(SET TASK): Search the records that follow and extract every line containing the string "which".
<<<<
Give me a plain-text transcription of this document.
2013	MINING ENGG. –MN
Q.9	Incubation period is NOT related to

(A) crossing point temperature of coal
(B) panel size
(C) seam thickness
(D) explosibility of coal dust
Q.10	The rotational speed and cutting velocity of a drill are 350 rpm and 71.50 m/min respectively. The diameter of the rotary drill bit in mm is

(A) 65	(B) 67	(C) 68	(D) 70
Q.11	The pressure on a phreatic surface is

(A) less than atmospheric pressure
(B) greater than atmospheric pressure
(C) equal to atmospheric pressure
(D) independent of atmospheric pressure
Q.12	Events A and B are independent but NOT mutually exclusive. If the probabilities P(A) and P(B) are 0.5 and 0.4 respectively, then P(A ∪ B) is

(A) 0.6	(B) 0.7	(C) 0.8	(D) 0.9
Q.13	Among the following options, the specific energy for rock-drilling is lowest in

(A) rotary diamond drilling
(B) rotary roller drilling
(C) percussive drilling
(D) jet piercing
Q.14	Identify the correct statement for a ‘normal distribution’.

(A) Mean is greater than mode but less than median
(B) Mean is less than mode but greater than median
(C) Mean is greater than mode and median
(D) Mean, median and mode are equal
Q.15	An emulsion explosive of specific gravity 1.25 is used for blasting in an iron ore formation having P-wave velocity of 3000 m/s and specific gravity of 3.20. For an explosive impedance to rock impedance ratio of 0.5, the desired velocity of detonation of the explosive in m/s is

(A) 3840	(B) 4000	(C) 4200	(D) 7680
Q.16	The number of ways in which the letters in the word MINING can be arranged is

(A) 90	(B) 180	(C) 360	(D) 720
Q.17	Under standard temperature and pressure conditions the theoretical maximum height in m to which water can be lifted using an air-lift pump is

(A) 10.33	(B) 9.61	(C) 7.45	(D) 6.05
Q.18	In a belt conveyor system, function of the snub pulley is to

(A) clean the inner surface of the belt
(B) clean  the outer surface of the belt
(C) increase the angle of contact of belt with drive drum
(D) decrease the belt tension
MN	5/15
>>>>
(FINISHED EXERCISE):
Q.16	The number of ways in which the letters in the word MINING can be arranged is
Q.17	Under standard temperature and pressure conditions the theoretical maximum height in m to which water can be lifted using an air-lift pump is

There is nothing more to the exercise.